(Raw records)
★ ★ ★

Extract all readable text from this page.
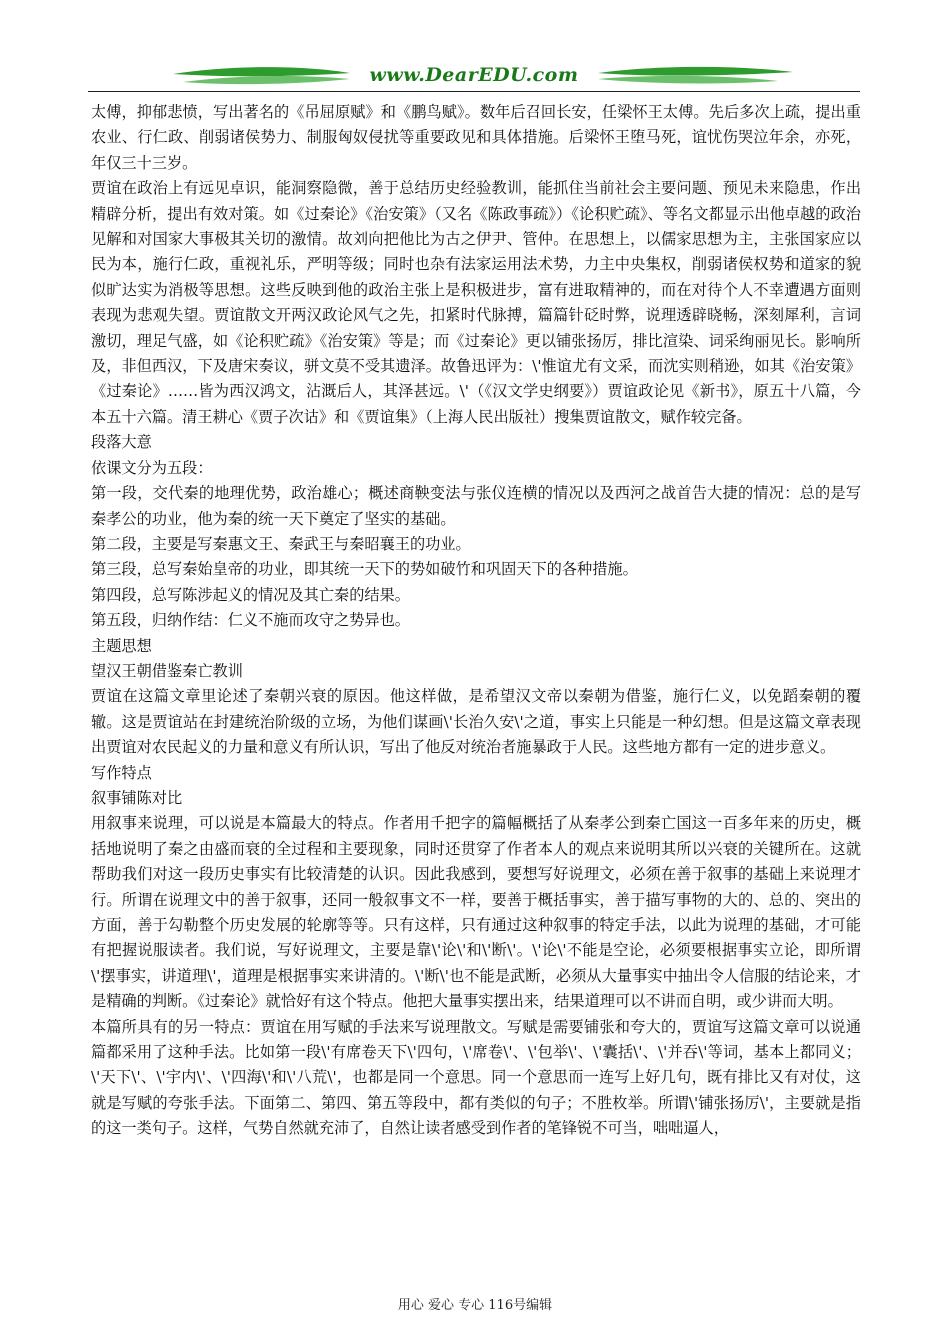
www.DearEDU.com

太傅，抑郁悲愤，写出著名的《吊屈原赋》和《鹏鸟赋》。数年后召回长安，任梁怀王太傅。先后多次上疏，提出重农业、行仁政、削弱诸侯势力、制服匈奴侵扰等重要政见和具体措施。后梁怀王堕马死，谊忧伤哭泣年余，亦死，年仅三十三岁。

贾谊在政治上有远见卓识，能洞察隐微，善于总结历史经验教训，能抓住当前社会主要问题、预见未来隐患，作出精辟分析，提出有效对策。如《过秦论》《治安策》（又名《陈政事疏》）《论积贮疏》、等名文都显示出他卓越的政治见解和对国家大事极其关切的激情。故刘向把他比为古之伊尹、管仲。在思想上，以儒家思想为主，主张国家应以民为本，施行仁政，重视礼乐，严明等级；同时也杂有法家运用法术势，力主中央集权，削弱诸侯权势和道家的貌似旷达实为消极等思想。这些反映到他的政治主张上是积极进步，富有进取精神的，而在对待个人不幸遭遇方面则表现为悲观失望。贾谊散文开两汉政论风气之先，扣紧时代脉搏，篇篇针砭时弊，说理透辟晓畅，深刻犀利，言词激切，理足气盛，如《论积贮疏》《治安策》等是；而《过秦论》更以铺张扬厉，排比渲染、词采绚丽见长。影响所及，非但西汉，下及唐宋奏议，骈文莫不受其遗泽。故鲁迅评为：\'惟谊尤有文采，而沈实则稍逊，如其《治安策》《过秦论》……皆为西汉鸿文，沾溉后人，其泽甚远。\'（《汉文学史纲要》）贾谊政论见《新书》，原五十八篇，今本五十六篇。清王耕心《贾子次诂》和《贾谊集》（上海人民出版社）搜集贾谊散文，赋作较完备。

段落大意

依课文分为五段：

第一段，交代秦的地理优势，政治雄心；概述商鞅变法与张仪连横的情况以及西河之战首告大捷的情况：总的是写秦孝公的功业，他为秦的统一天下奠定了坚实的基础。

第二段，主要是写秦惠文王、秦武王与秦昭襄王的功业。

第三段，总写秦始皇帝的功业，即其统一天下的势如破竹和巩固天下的各种措施。

第四段，总写陈涉起义的情况及其亡秦的结果。

第五段，归纳作结：仁义不施而攻守之势异也。

主题思想

望汉王朝借鉴秦亡教训

贾谊在这篇文章里论述了秦朝兴衰的原因。他这样做，是希望汉文帝以秦朝为借鉴，施行仁义，以免蹈秦朝的覆辙。这是贾谊站在封建统治阶级的立场，为他们谋画\'长治久安\'之道，事实上只能是一种幻想。但是这篇文章表现出贾谊对农民起义的力量和意义有所认识，写出了他反对统治者施暴政于人民。这些地方都有一定的进步意义。

写作特点

叙事铺陈对比

用叙事来说理，可以说是本篇最大的特点。作者用千把字的篇幅概括了从秦孝公到秦亡国这一百多年来的历史，概括地说明了秦之由盛而衰的全过程和主要现象，同时还贯穿了作者本人的观点来说明其所以兴衰的关键所在。这就帮助我们对这一段历史事实有比较清楚的认识。因此我感到，要想写好说理文，必须在善于叙事的基础上来说理才行。所谓在说理文中的善于叙事，还同一般叙事文不一样，要善于概括事实，善于描写事物的大的、总的、突出的方面，善于勾勒整个历史发展的轮廓等等。只有这样，只有通过这种叙事的特定手法，以此为说理的基础，才可能有把握说服读者。我们说，写好说理文，主要是靠\'论\'和\'断\'。\'论\'不能是空论，必须要根据事实立论，即所谓\'摆事实，讲道理\'，道理是根据事实来讲清的。\'断\'也不能是武断，必须从大量事实中抽出令人信服的结论来，才是精确的判断。《过秦论》就恰好有这个特点。他把大量事实摆出来，结果道理可以不讲而自明，或少讲而大明。

本篇所具有的另一特点：贾谊在用写赋的手法来写说理散文。写赋是需要铺张和夸大的，贾谊写这篇文章可以说通篇都采用了这种手法。比如第一段\'有席卷天下\'四句，\'席卷\'、\'包举\'、\'囊括\'、\'并吞\'等词，基本上都同义；\'天下\'、\'宇内\'、\'四海\'和\'八荒\'，也都是同一个意思。同一个意思而一连写上好几句，既有排比又有对仗，这就是写赋的夸张手法。下面第二、第四、第五等段中，都有类似的句子；不胜枚举。所谓\'铺张扬厉\'，主要就是指的这一类句子。这样，气势自然就充沛了，自然让读者感受到作者的笔锋锐不可当，咄咄逼人，

用心 爱心 专心 116号编辑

★ ★ ★

* **Work to do**: Repeat the data exactly, dropping every picture it holds.

* **Solution to this problem**:
Extract all readable text from this page.
www.DearEDU.com

太傅，抑郁悲愤，写出著名的《吊屈原赋》和《鹏鸟赋》。数年后召回长安，任梁怀王太傅。先后多次上疏，提出重农业、行仁政、削弱诸侯势力、制服匈奴侵扰等重要政见和具体措施。后梁怀王堕马死，谊忧伤哭泣年余，亦死，年仅三十三岁。

贾谊在政治上有远见卓识，能洞察隐微，善于总结历史经验教训，能抓住当前社会主要问题、预见未来隐患，作出精辟分析，提出有效对策。如《过秦论》《治安策》（又名《陈政事疏》）《论积贮疏》、等名文都显示出他卓越的政治见解和对国家大事极其关切的激情。故刘向把他比为古之伊尹、管仲。在思想上，以儒家思想为主，主张国家应以民为本，施行仁政，重视礼乐，严明等级；同时也杂有法家运用法术势，力主中央集权，削弱诸侯权势和道家的貌似旷达实为消极等思想。这些反映到他的政治主张上是积极进步，富有进取精神的，而在对待个人不幸遭遇方面则表现为悲观失望。贾谊散文开两汉政论风气之先，扣紧时代脉搏，篇篇针砭时弊，说理透辟晓畅，深刻犀利，言词激切，理足气盛，如《论积贮疏》《治安策》等是；而《过秦论》更以铺张扬厉，排比渲染、词采绚丽见长。影响所及，非但西汉，下及唐宋奏议，骈文莫不受其遗泽。故鲁迅评为：\'惟谊尤有文采，而沈实则稍逊，如其《治安策》《过秦论》……皆为西汉鸿文，沾溉后人，其泽甚远。\'（《汉文学史纲要》）贾谊政论见《新书》，原五十八篇，今本五十六篇。清王耕心《贾子次诂》和《贾谊集》（上海人民出版社）搜集贾谊散文，赋作较完备。

段落大意

依课文分为五段：

第一段，交代秦的地理优势，政治雄心；概述商鞅变法与张仪连横的情况以及西河之战首告大捷的情况：总的是写秦孝公的功业，他为秦的统一天下奠定了坚实的基础。

第二段，主要是写秦惠文王、秦武王与秦昭襄王的功业。

第三段，总写秦始皇帝的功业，即其统一天下的势如破竹和巩固天下的各种措施。

第四段，总写陈涉起义的情况及其亡秦的结果。

第五段，归纳作结：仁义不施而攻守之势异也。

主题思想

望汉王朝借鉴秦亡教训

贾谊在这篇文章里论述了秦朝兴衰的原因。他这样做，是希望汉文帝以秦朝为借鉴，施行仁义，以免蹈秦朝的覆辙。这是贾谊站在封建统治阶级的立场，为他们谋画\'长治久安\'之道，事实上只能是一种幻想。但是这篇文章表现出贾谊对农民起义的力量和意义有所认识，写出了他反对统治者施暴政于人民。这些地方都有一定的进步意义。

写作特点

叙事铺陈对比

用叙事来说理，可以说是本篇最大的特点。作者用千把字的篇幅概括了从秦孝公到秦亡国这一百多年来的历史，概括地说明了秦之由盛而衰的全过程和主要现象，同时还贯穿了作者本人的观点来说明其所以兴衰的关键所在。这就帮助我们对这一段历史事实有比较清楚的认识。因此我感到，要想写好说理文，必须在善于叙事的基础上来说理才行。所谓在说理文中的善于叙事，还同一般叙事文不一样，要善于概括事实，善于描写事物的大的、总的、突出的方面，善于勾勒整个历史发展的轮廓等等。只有这样，只有通过这种叙事的特定手法，以此为说理的基础，才可能有把握说服读者。我们说，写好说理文，主要是靠\'论\'和\'断\'。\'论\'不能是空论，必须要根据事实立论，即所谓\'摆事实，讲道理\'，道理是根据事实来讲清的。\'断\'也不能是武断，必须从大量事实中抽出令人信服的结论来，才是精确的判断。《过秦论》就恰好有这个特点。他把大量事实摆出来，结果道理可以不讲而自明，或少讲而大明。

本篇所具有的另一特点：贾谊在用写赋的手法来写说理散文。写赋是需要铺张和夸大的，贾谊写这篇文章可以说通篇都采用了这种手法。比如第一段\'有席卷天下\'四句，\'席卷\'、\'包举\'、\'囊括\'、\'并吞\'等词，基本上都同义；\'天下\'、\'宇内\'、\'四海\'和\'八荒\'，也都是同一个意思。同一个意思而一连写上好几句，既有排比又有对仗，这就是写赋的夸张手法。下面第二、第四、第五等段中，都有类似的句子；不胜枚举。所谓\'铺张扬厉\'，主要就是指的这一类句子。这样，气势自然就充沛了，自然让读者感受到作者的笔锋锐不可当，咄咄逼人，

用心 爱心 专心 116号编辑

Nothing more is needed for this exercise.